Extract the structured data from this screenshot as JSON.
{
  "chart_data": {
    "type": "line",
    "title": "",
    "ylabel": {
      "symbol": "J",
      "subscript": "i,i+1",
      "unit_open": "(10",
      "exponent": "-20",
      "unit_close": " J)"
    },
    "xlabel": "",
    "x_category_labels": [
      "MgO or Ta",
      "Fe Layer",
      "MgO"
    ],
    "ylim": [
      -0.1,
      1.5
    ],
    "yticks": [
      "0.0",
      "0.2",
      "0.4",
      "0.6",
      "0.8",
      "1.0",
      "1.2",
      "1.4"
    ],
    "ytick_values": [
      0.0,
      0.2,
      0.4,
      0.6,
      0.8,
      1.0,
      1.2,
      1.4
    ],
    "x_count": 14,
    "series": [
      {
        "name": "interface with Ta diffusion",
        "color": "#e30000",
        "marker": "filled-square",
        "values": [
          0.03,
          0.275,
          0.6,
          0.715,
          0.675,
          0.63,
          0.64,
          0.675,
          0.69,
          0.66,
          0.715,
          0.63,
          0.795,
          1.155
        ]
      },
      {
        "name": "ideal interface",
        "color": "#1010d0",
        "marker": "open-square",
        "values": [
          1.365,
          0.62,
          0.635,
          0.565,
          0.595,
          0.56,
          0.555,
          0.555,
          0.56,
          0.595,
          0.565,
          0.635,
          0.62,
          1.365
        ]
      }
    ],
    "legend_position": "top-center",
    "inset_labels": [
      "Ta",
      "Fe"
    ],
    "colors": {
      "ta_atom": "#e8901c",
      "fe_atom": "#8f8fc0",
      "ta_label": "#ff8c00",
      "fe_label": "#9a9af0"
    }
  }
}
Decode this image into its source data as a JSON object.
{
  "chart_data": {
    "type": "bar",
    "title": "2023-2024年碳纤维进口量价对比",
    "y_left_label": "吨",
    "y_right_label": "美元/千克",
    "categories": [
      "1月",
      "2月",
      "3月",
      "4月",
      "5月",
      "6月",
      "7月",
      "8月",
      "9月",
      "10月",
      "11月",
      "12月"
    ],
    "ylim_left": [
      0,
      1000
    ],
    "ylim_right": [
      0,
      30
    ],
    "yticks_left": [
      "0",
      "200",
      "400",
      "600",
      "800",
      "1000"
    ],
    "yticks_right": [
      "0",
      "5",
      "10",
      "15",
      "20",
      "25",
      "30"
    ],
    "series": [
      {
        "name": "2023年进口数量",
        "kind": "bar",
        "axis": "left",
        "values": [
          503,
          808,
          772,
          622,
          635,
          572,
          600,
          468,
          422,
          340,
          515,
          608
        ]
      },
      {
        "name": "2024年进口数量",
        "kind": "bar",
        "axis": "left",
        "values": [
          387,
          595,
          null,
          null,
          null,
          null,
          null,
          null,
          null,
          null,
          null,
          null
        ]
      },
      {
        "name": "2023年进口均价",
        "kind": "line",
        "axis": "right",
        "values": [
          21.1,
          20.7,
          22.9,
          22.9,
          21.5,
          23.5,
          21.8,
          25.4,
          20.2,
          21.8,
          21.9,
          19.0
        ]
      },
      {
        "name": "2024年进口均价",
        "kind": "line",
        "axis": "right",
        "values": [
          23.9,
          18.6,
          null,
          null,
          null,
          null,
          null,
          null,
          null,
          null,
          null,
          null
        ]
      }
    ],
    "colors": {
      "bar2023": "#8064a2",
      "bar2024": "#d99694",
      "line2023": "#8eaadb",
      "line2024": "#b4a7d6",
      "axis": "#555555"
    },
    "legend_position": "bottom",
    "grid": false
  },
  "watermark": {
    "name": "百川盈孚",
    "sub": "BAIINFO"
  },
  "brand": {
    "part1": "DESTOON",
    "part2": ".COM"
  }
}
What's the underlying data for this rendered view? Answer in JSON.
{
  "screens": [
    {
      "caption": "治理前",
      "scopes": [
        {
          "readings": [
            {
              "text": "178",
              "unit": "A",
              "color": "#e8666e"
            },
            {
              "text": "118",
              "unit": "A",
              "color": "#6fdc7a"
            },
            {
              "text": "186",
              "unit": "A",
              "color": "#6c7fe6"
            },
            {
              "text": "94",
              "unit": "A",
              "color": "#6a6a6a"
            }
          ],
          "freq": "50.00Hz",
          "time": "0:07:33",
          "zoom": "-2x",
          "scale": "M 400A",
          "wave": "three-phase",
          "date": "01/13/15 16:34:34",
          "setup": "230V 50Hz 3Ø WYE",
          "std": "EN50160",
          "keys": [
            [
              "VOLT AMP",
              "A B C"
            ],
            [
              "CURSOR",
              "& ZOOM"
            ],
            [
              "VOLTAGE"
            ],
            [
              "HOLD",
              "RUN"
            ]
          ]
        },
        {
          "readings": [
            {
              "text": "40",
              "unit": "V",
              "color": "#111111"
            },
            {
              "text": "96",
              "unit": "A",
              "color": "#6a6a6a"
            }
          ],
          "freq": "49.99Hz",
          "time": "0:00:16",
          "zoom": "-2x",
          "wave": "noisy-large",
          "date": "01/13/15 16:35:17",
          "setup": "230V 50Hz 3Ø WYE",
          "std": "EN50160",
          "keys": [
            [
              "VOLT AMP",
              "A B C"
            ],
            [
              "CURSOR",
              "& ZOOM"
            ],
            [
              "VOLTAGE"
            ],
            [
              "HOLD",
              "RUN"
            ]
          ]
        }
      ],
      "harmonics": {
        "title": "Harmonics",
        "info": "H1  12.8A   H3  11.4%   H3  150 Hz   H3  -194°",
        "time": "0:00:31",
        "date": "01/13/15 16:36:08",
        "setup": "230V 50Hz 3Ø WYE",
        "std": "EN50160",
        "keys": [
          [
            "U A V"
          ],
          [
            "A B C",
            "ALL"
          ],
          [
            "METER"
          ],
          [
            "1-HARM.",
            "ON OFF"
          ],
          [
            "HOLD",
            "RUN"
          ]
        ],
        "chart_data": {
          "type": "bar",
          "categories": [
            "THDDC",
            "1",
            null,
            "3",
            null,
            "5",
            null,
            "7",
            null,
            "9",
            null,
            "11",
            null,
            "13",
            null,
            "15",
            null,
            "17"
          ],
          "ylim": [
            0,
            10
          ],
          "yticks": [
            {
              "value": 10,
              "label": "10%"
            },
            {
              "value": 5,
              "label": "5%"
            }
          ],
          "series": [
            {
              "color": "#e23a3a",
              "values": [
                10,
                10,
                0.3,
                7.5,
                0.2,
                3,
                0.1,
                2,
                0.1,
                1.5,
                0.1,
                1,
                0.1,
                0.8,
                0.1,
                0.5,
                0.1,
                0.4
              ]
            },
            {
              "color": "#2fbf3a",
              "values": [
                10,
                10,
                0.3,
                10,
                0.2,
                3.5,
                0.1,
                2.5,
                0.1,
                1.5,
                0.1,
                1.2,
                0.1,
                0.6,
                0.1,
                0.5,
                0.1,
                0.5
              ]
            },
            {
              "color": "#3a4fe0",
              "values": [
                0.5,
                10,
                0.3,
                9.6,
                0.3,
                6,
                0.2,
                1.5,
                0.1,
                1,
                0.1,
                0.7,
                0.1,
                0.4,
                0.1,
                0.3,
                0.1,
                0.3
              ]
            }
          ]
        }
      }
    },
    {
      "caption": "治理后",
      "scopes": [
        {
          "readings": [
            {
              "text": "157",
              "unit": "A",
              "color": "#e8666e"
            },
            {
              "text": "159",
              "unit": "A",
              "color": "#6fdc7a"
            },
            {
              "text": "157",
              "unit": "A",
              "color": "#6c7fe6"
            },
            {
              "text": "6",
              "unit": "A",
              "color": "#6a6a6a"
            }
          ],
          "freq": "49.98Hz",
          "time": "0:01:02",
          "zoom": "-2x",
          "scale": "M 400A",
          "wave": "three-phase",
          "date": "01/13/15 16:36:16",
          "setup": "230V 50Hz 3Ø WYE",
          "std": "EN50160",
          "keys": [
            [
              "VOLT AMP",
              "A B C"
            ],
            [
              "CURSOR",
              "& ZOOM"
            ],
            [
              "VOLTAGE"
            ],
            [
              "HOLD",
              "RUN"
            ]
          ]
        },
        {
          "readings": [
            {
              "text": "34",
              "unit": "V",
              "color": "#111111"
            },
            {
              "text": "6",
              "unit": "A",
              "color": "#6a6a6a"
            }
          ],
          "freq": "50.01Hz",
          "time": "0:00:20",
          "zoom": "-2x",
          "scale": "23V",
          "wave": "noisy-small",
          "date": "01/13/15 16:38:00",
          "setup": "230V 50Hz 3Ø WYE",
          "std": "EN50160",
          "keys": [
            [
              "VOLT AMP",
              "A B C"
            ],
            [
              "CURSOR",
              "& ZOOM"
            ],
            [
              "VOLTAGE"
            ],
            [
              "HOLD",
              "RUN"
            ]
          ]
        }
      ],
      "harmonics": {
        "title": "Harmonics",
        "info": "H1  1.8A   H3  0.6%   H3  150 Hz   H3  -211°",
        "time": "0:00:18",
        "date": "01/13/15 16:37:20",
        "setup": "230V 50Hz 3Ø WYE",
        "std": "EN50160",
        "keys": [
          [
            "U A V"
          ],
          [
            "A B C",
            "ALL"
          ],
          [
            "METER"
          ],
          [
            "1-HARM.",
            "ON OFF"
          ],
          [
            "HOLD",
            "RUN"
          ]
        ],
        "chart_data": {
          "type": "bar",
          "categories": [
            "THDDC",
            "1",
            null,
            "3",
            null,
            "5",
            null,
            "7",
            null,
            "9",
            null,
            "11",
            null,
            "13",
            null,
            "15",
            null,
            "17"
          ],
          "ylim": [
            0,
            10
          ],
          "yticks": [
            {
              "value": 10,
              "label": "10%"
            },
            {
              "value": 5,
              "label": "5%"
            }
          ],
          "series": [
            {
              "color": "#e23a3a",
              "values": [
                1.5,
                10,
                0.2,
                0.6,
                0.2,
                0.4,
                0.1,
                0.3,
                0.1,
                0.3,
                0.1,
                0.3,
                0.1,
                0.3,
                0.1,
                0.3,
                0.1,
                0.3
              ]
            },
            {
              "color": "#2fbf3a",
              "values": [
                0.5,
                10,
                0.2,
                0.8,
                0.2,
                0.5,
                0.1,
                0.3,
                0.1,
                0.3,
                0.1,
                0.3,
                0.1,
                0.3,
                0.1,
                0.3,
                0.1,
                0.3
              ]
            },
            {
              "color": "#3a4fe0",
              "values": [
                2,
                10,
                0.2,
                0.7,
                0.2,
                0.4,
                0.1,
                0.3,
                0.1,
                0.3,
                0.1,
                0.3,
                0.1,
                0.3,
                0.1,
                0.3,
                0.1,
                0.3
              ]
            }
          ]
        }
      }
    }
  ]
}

Task directions ::
List every line in the records above that contains the word "name".

The solution ::
        "name": "interface with Ta diffusion",
        "name": "ideal interface",
        "name": "2023年进口数量",
        "name": "2024年进口数量",
        "name": "2023年进口均价",
        "name": "2024年进口均价",
    "name": "百川盈孚",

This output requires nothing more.